» **STATED EXERCISE**
Return the entries below in their exact form, leaving the pictures out.

» **SUPPLIED RECORDS**
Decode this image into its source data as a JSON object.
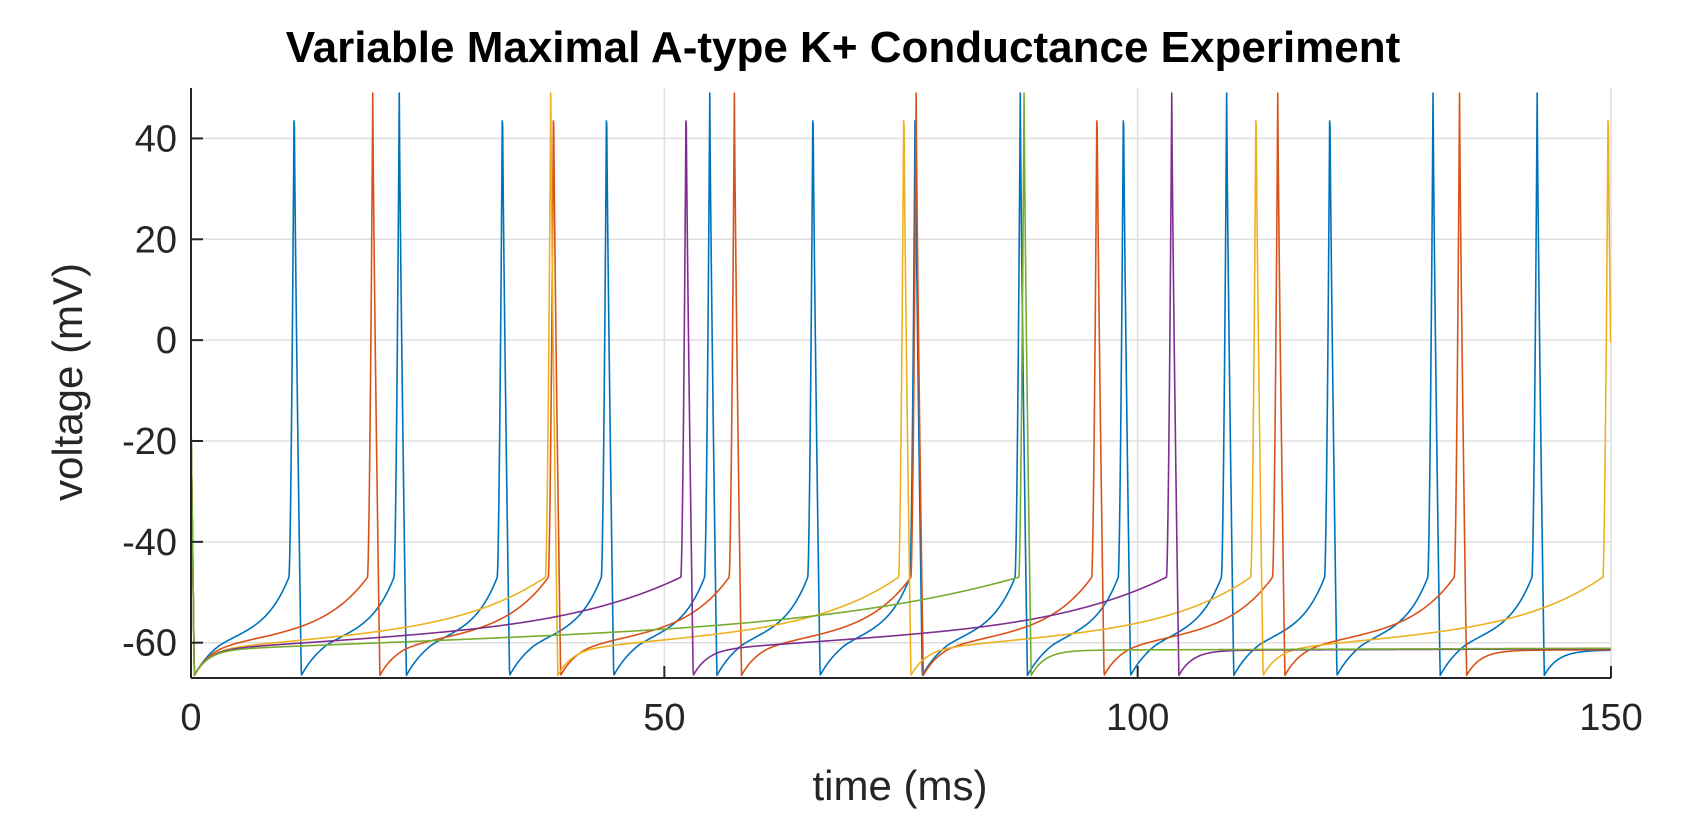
{
  "chart_data": {
    "type": "line",
    "title": "Variable Maximal A-type K+ Conductance Experiment",
    "xlabel": "time (ms)",
    "ylabel": "voltage (mV)",
    "xlim": [
      0,
      150
    ],
    "ylim": [
      -67,
      50
    ],
    "xticks": [
      0,
      50,
      100,
      150
    ],
    "yticks": [
      -60,
      -40,
      -20,
      0,
      20,
      40
    ],
    "grid": true,
    "legend": "none",
    "v_rest_min": -66.5,
    "v_peak": 49,
    "series": [
      {
        "color": "#0072BD",
        "spike_times": [
          10.9,
          22.0,
          32.9,
          43.9,
          54.8,
          65.7,
          76.5,
          87.6,
          98.5,
          109.4,
          120.3,
          131.2,
          142.2
        ],
        "start_v": -62
      },
      {
        "color": "#D95319",
        "spike_times": [
          19.2,
          38.3,
          57.4,
          76.6,
          95.7,
          114.8,
          134.0
        ],
        "start_v": -61.5
      },
      {
        "color": "#EDB120",
        "spike_times": [
          38.0,
          75.3,
          112.5,
          149.7
        ],
        "start_v": -60.5
      },
      {
        "color": "#7E2F8E",
        "spike_times": [
          52.3,
          103.6
        ],
        "start_v": -59.7
      },
      {
        "color": "#77AC30",
        "spike_times": [
          88.0
        ],
        "start_v": -60.0
      }
    ]
  }
}
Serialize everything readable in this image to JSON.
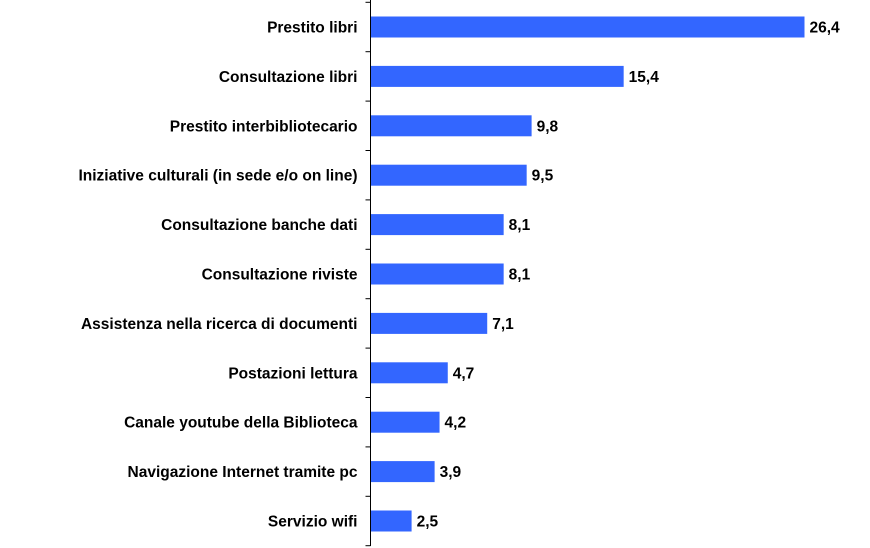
{
  "chart_data": {
    "type": "bar",
    "orientation": "horizontal",
    "categories": [
      "Prestito libri",
      "Consultazione libri",
      "Prestito interbibliotecario",
      "Iniziative culturali (in sede e/o on line)",
      "Consultazione banche dati",
      "Consultazione riviste",
      "Assistenza nella ricerca di documenti",
      "Postazioni lettura",
      "Canale youtube della Biblioteca",
      "Navigazione Internet tramite pc",
      "Servizio wifi"
    ],
    "values": [
      26.4,
      15.4,
      9.8,
      9.5,
      8.1,
      8.1,
      7.1,
      4.7,
      4.2,
      3.9,
      2.5
    ],
    "value_labels": [
      "26,4",
      "15,4",
      "9,8",
      "9,5",
      "8,1",
      "8,1",
      "7,1",
      "4,7",
      "4,2",
      "3,9",
      "2,5"
    ],
    "xlim": [
      0,
      26.4
    ],
    "grid": false,
    "legend": "none",
    "bar_color": "#3366FF",
    "axis_color": "#000000"
  }
}
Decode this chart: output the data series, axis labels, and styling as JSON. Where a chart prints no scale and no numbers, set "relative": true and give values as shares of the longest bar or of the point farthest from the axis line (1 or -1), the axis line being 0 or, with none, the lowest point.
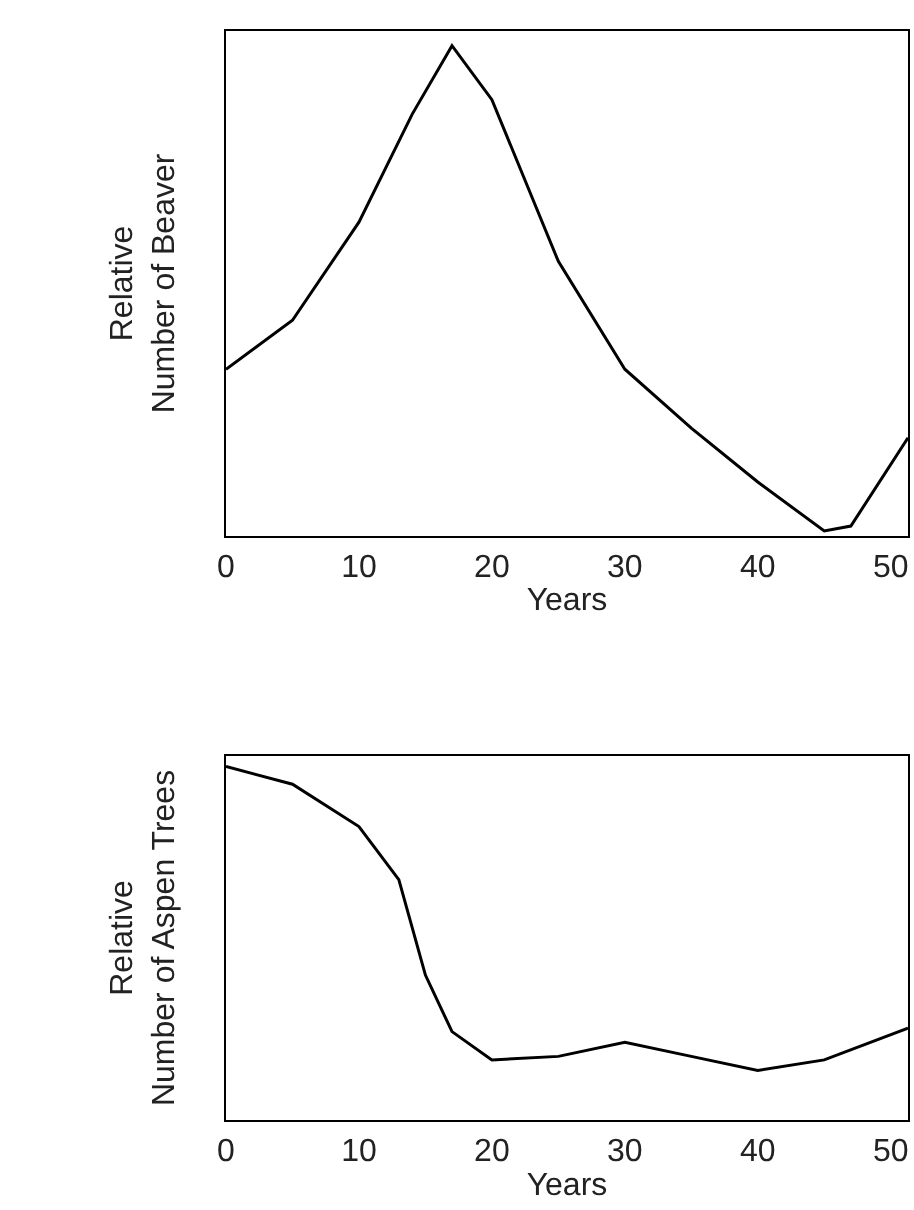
{
  "chart_data": [
    {
      "type": "line",
      "xlabel": "Years",
      "ylabel": "Relative\nNumber of Beaver",
      "relative": true,
      "tick_labels": "x",
      "xlim": [
        0,
        51.3
      ],
      "xticks": [
        0,
        10,
        20,
        30,
        40,
        50
      ],
      "x": [
        0,
        5,
        10,
        14,
        17,
        20,
        25,
        30,
        35,
        40,
        45,
        47,
        51.3
      ],
      "series": [
        {
          "color": "#000000",
          "values": [
            0.34,
            0.44,
            0.64,
            0.86,
            1.0,
            0.89,
            0.56,
            0.34,
            0.22,
            0.11,
            0.01,
            0.02,
            0.2
          ]
        }
      ]
    },
    {
      "type": "line",
      "xlabel": "Years",
      "ylabel": "Relative\nNumber of Aspen Trees",
      "relative": true,
      "tick_labels": "x",
      "xlim": [
        0,
        51.3
      ],
      "xticks": [
        0,
        10,
        20,
        30,
        40,
        50
      ],
      "x": [
        0,
        5,
        10,
        13,
        15,
        17,
        20,
        25,
        30,
        35,
        40,
        45,
        51.3
      ],
      "series": [
        {
          "color": "#000000",
          "values": [
            1.0,
            0.95,
            0.83,
            0.68,
            0.41,
            0.25,
            0.17,
            0.18,
            0.22,
            0.18,
            0.14,
            0.17,
            0.26
          ]
        }
      ]
    }
  ]
}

» **TASK RESPONSE**
Decode this image into its source data as a JSON object.
{
  "chart_data": {
    "type": "line",
    "title": "Variable Maximal A-type K+ Conductance Experiment",
    "xlabel": "time (ms)",
    "ylabel": "voltage (mV)",
    "xlim": [
      0,
      150
    ],
    "ylim": [
      -67,
      50
    ],
    "xticks": [
      0,
      50,
      100,
      150
    ],
    "yticks": [
      -60,
      -40,
      -20,
      0,
      20,
      40
    ],
    "grid": true,
    "legend": "none",
    "v_rest_min": -66.5,
    "v_peak": 49,
    "series": [
      {
        "color": "#0072BD",
        "spike_times": [
          10.9,
          22.0,
          32.9,
          43.9,
          54.8,
          65.7,
          76.5,
          87.6,
          98.5,
          109.4,
          120.3,
          131.2,
          142.2
        ],
        "start_v": -62
      },
      {
        "color": "#D95319",
        "spike_times": [
          19.2,
          38.3,
          57.4,
          76.6,
          95.7,
          114.8,
          134.0
        ],
        "start_v": -61.5
      },
      {
        "color": "#EDB120",
        "spike_times": [
          38.0,
          75.3,
          112.5,
          149.7
        ],
        "start_v": -60.5
      },
      {
        "color": "#7E2F8E",
        "spike_times": [
          52.3,
          103.6
        ],
        "start_v": -59.7
      },
      {
        "color": "#77AC30",
        "spike_times": [
          88.0
        ],
        "start_v": -60.0
      }
    ]
  }
}
Serialize everything readable in this image to JSON.
{
  "chart_data": {
    "type": "bar",
    "orientation": "horizontal",
    "categories": [
      "Prestito libri",
      "Consultazione libri",
      "Prestito interbibliotecario",
      "Iniziative culturali (in sede e/o on line)",
      "Consultazione banche dati",
      "Consultazione riviste",
      "Assistenza nella ricerca di documenti",
      "Postazioni lettura",
      "Canale youtube della Biblioteca",
      "Navigazione Internet tramite pc",
      "Servizio wifi"
    ],
    "values": [
      26.4,
      15.4,
      9.8,
      9.5,
      8.1,
      8.1,
      7.1,
      4.7,
      4.2,
      3.9,
      2.5
    ],
    "value_labels": [
      "26,4",
      "15,4",
      "9,8",
      "9,5",
      "8,1",
      "8,1",
      "7,1",
      "4,7",
      "4,2",
      "3,9",
      "2,5"
    ],
    "xlim": [
      0,
      26.4
    ],
    "grid": false,
    "legend": "none",
    "bar_color": "#3366FF",
    "axis_color": "#000000"
  }
}
Decode this chart: output the data series, axis labels, and styling as JSON. Where a chart prints no scale and no numbers, set "relative": true and give values as shares of the longest bar or of the point farthest from the axis line (1 or -1), the axis line being 0 or, with none, the lowest point.
{
  "chart_data": [
    {
      "type": "line",
      "xlabel": "Years",
      "ylabel": "Relative\nNumber of Beaver",
      "relative": true,
      "tick_labels": "x",
      "xlim": [
        0,
        51.3
      ],
      "xticks": [
        0,
        10,
        20,
        30,
        40,
        50
      ],
      "x": [
        0,
        5,
        10,
        14,
        17,
        20,
        25,
        30,
        35,
        40,
        45,
        47,
        51.3
      ],
      "series": [
        {
          "color": "#000000",
          "values": [
            0.34,
            0.44,
            0.64,
            0.86,
            1.0,
            0.89,
            0.56,
            0.34,
            0.22,
            0.11,
            0.01,
            0.02,
            0.2
          ]
        }
      ]
    },
    {
      "type": "line",
      "xlabel": "Years",
      "ylabel": "Relative\nNumber of Aspen Trees",
      "relative": true,
      "tick_labels": "x",
      "xlim": [
        0,
        51.3
      ],
      "xticks": [
        0,
        10,
        20,
        30,
        40,
        50
      ],
      "x": [
        0,
        5,
        10,
        13,
        15,
        17,
        20,
        25,
        30,
        35,
        40,
        45,
        51.3
      ],
      "series": [
        {
          "color": "#000000",
          "values": [
            1.0,
            0.95,
            0.83,
            0.68,
            0.41,
            0.25,
            0.17,
            0.18,
            0.22,
            0.18,
            0.14,
            0.17,
            0.26
          ]
        }
      ]
    }
  ]
}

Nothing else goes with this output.